---------- Extracted material
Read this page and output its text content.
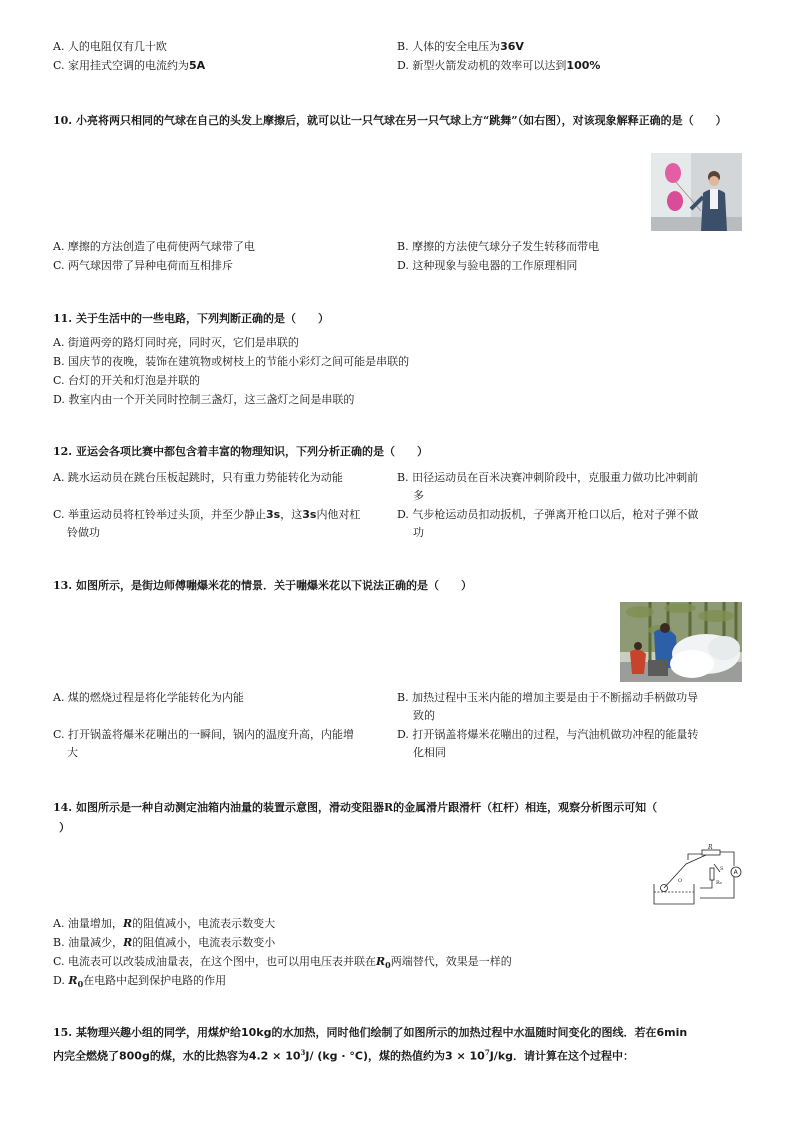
A. 人的电阻仅有几十欧	B. 人体的安全电压为36V
C. 家用挂式空调的电流约为5A	D. 新型火箭发动机的效率可以达到100%
10. 小亮将两只相同的气球在自己的头发上摩擦后，就可以让一只气球在另一只气球上方“跳舞”（如右图），对该现象解释正确的是（　　）
A. 摩擦的方法创造了电荷使两气球带了电	B. 摩擦的方法使气球分子发生转移而带电
C. 两气球因带了异种电荷而互相排斥	D. 这种现象与验电器的工作原理相同
11. 关于生活中的一些电路，下列判断正确的是（　　）
A. 街道两旁的路灯同时亮，同时灭，它们是串联的
B. 国庆节的夜晚，装饰在建筑物或树枝上的节能小彩灯之间可能是串联的
C. 台灯的开关和灯泡是并联的
D. 教室内由一个开关同时控制三盏灯，这三盏灯之间是串联的
12. 亚运会各项比赛中都包含着丰富的物理知识，下列分析正确的是（　　）
A. 跳水运动员在跳台压板起跳时，只有重力势能转化为动能	B. 田径运动员在百米决赛冲刺阶段中，克服重力做功比冲刺前
多
C. 举重运动员将杠铃举过头顶，并至少静止3s，这3s内他对杠
铃做功
D. 气步枪运动员扣动扳机，子弹离开枪口以后，枪对子弹不做
功
13. 如图所示，是街边师傅嘣爆米花的情景．关于嘣爆米花以下说法正确的是（　　）
A. 煤的燃烧过程是将化学能转化为内能	B. 加热过程中玉米内能的增加主要是由于不断摇动手柄做功导
致的
C. 打开锅盖将爆米花嘣出的一瞬间，锅内的温度升高，内能增
大
D. 打开锅盖将爆米花嘣出的过程，与汽油机做功冲程的能量转
化相同
14. 如图所示是一种自动测定油箱内油量的装置示意图，滑动变阻器R的金属滑片跟滑杆（杠杆）相连，观察分析图示可知（
）
R
O	R₀
S A
A. 油量增加，R的阻值减小，电流表示数变大
B. 油量减少，R的阻值减小，电流表示数变小
C. 电流表可以改装成油量表，在这个图中，也可以用电压表并联在$R_0$两端替代，效果是一样的
D. $R_0$在电路中起到保护电路的作用
15. 某物理兴趣小组的同学，用煤炉给10kg的水加热，同时他们绘制了如图所示的加热过程中水温随时间变化的图线．若在6min
内完全燃烧了800g的煤，水的比热容为$4.2 \times 10^3J/$ (kg · °C)，煤的热值约为$3 \times 10^7J/kg$．请计算在这个过程中：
--------------------
## Task directions
Retype the records exactly. Any image in them should not appear in what you write.

## Exercise response
Read this page and output its text content.
A. 人的电阻仅有几十欧	B. 人体的安全电压为36V
C. 家用挂式空调的电流约为5A	D. 新型火箭发动机的效率可以达到100%
10. 小亮将两只相同的气球在自己的头发上摩擦后，就可以让一只气球在另一只气球上方“跳舞”（如右图），对该现象解释正确的是（　　）
A. 摩擦的方法创造了电荷使两气球带了电	B. 摩擦的方法使气球分子发生转移而带电
C. 两气球因带了异种电荷而互相排斥	D. 这种现象与验电器的工作原理相同
11. 关于生活中的一些电路，下列判断正确的是（　　）
A. 街道两旁的路灯同时亮，同时灭，它们是串联的
B. 国庆节的夜晚，装饰在建筑物或树枝上的节能小彩灯之间可能是串联的
C. 台灯的开关和灯泡是并联的
D. 教室内由一个开关同时控制三盏灯，这三盏灯之间是串联的
12. 亚运会各项比赛中都包含着丰富的物理知识，下列分析正确的是（　　）
A. 跳水运动员在跳台压板起跳时，只有重力势能转化为动能	B. 田径运动员在百米决赛冲刺阶段中，克服重力做功比冲刺前
多
C. 举重运动员将杠铃举过头顶，并至少静止3s，这3s内他对杠
铃做功
D. 气步枪运动员扣动扳机，子弹离开枪口以后，枪对子弹不做
功
13. 如图所示，是街边师傅嘣爆米花的情景．关于嘣爆米花以下说法正确的是（　　）
A. 煤的燃烧过程是将化学能转化为内能	B. 加热过程中玉米内能的增加主要是由于不断摇动手柄做功导
致的
C. 打开锅盖将爆米花嘣出的一瞬间，锅内的温度升高，内能增
大
D. 打开锅盖将爆米花嘣出的过程，与汽油机做功冲程的能量转
化相同
14. 如图所示是一种自动测定油箱内油量的装置示意图，滑动变阻器R的金属滑片跟滑杆（杠杆）相连，观察分析图示可知（
）
R
O	R₀
S A
A. 油量增加，R的阻值减小，电流表示数变大
B. 油量减少，R的阻值减小，电流表示数变小
C. 电流表可以改装成油量表，在这个图中，也可以用电压表并联在$R_0$两端替代，效果是一样的
D. $R_0$在电路中起到保护电路的作用
15. 某物理兴趣小组的同学，用煤炉给10kg的水加热，同时他们绘制了如图所示的加热过程中水温随时间变化的图线．若在6min
内完全燃烧了800g的煤，水的比热容为$4.2 \times 10^3J/$ (kg · °C)，煤的热值约为$3 \times 10^7J/kg$．请计算在这个过程中：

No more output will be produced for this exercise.